==== Source records ====

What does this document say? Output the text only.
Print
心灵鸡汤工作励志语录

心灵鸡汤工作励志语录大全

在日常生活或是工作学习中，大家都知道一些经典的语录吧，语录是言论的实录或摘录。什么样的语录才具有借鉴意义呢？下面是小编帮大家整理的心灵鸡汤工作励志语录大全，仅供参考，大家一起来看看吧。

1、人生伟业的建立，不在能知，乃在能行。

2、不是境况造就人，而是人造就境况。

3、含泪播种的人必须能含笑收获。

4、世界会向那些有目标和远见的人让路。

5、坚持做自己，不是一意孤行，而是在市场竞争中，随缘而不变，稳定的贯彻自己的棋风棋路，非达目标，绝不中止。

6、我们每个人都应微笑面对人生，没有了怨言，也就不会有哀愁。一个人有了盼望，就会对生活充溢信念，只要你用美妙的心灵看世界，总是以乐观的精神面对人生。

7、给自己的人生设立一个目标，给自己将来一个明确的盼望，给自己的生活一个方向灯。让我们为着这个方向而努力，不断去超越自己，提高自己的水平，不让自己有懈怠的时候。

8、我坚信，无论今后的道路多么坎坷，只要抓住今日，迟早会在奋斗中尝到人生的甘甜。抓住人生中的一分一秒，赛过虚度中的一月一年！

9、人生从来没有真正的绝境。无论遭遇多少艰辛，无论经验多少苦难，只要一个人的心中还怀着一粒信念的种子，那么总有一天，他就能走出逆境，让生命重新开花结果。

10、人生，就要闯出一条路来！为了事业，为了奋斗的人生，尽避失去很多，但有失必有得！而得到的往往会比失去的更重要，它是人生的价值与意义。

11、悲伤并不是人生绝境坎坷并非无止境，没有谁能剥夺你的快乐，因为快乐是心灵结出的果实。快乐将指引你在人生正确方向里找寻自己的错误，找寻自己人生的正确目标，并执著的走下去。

====

◆ **Required task**
Hand back the material above in full, exactly as written.

◆ **Output of the task**
What does this document say? Output the text only.
Print
心灵鸡汤工作励志语录

心灵鸡汤工作励志语录大全

在日常生活或是工作学习中，大家都知道一些经典的语录吧，语录是言论的实录或摘录。什么样的语录才具有借鉴意义呢？下面是小编帮大家整理的心灵鸡汤工作励志语录大全，仅供参考，大家一起来看看吧。

1、人生伟业的建立，不在能知，乃在能行。

2、不是境况造就人，而是人造就境况。

3、含泪播种的人必须能含笑收获。

4、世界会向那些有目标和远见的人让路。

5、坚持做自己，不是一意孤行，而是在市场竞争中，随缘而不变，稳定的贯彻自己的棋风棋路，非达目标，绝不中止。

6、我们每个人都应微笑面对人生，没有了怨言，也就不会有哀愁。一个人有了盼望，就会对生活充溢信念，只要你用美妙的心灵看世界，总是以乐观的精神面对人生。

7、给自己的人生设立一个目标，给自己将来一个明确的盼望，给自己的生活一个方向灯。让我们为着这个方向而努力，不断去超越自己，提高自己的水平，不让自己有懈怠的时候。

8、我坚信，无论今后的道路多么坎坷，只要抓住今日，迟早会在奋斗中尝到人生的甘甜。抓住人生中的一分一秒，赛过虚度中的一月一年！

9、人生从来没有真正的绝境。无论遭遇多少艰辛，无论经验多少苦难，只要一个人的心中还怀着一粒信念的种子，那么总有一天，他就能走出逆境，让生命重新开花结果。

10、人生，就要闯出一条路来！为了事业，为了奋斗的人生，尽避失去很多，但有失必有得！而得到的往往会比失去的更重要，它是人生的价值与意义。

11、悲伤并不是人生绝境坎坷并非无止境，没有谁能剥夺你的快乐，因为快乐是心灵结出的果实。快乐将指引你在人生正确方向里找寻自己的错误，找寻自己人生的正确目标，并执著的走下去。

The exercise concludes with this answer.